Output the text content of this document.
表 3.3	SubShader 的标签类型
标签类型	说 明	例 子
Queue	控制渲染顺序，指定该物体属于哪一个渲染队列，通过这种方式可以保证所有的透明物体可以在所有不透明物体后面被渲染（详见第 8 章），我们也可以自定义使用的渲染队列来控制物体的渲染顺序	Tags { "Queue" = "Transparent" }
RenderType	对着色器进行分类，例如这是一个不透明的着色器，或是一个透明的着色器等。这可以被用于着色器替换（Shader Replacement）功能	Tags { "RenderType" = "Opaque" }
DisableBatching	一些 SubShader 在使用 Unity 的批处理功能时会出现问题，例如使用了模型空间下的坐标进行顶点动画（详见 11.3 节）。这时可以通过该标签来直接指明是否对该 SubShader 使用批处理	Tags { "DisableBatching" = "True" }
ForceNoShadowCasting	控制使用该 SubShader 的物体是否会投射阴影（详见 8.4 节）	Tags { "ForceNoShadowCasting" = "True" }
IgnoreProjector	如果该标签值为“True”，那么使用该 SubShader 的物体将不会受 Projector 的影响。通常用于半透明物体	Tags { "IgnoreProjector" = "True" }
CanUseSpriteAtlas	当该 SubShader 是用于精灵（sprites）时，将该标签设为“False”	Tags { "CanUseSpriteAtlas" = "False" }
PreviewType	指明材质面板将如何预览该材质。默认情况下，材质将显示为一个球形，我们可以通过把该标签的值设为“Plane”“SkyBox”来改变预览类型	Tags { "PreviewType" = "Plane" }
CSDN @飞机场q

EXERCISE DIRECTIONS ▸ Above are the records; copy all of them exactly.

SOLUTION TO THE EXERCISE ▸
Output the text content of this document.
表 3.3	SubShader 的标签类型
标签类型	说 明	例 子
Queue	控制渲染顺序，指定该物体属于哪一个渲染队列，通过这种方式可以保证所有的透明物体可以在所有不透明物体后面被渲染（详见第 8 章），我们也可以自定义使用的渲染队列来控制物体的渲染顺序	Tags { "Queue" = "Transparent" }
RenderType	对着色器进行分类，例如这是一个不透明的着色器，或是一个透明的着色器等。这可以被用于着色器替换（Shader Replacement）功能	Tags { "RenderType" = "Opaque" }
DisableBatching	一些 SubShader 在使用 Unity 的批处理功能时会出现问题，例如使用了模型空间下的坐标进行顶点动画（详见 11.3 节）。这时可以通过该标签来直接指明是否对该 SubShader 使用批处理	Tags { "DisableBatching" = "True" }
ForceNoShadowCasting	控制使用该 SubShader 的物体是否会投射阴影（详见 8.4 节）	Tags { "ForceNoShadowCasting" = "True" }
IgnoreProjector	如果该标签值为“True”，那么使用该 SubShader 的物体将不会受 Projector 的影响。通常用于半透明物体	Tags { "IgnoreProjector" = "True" }
CanUseSpriteAtlas	当该 SubShader 是用于精灵（sprites）时，将该标签设为“False”	Tags { "CanUseSpriteAtlas" = "False" }
PreviewType	指明材质面板将如何预览该材质。默认情况下，材质将显示为一个球形，我们可以通过把该标签的值设为“Plane”“SkyBox”来改变预览类型	Tags { "PreviewType" = "Plane" }
CSDN @飞机场q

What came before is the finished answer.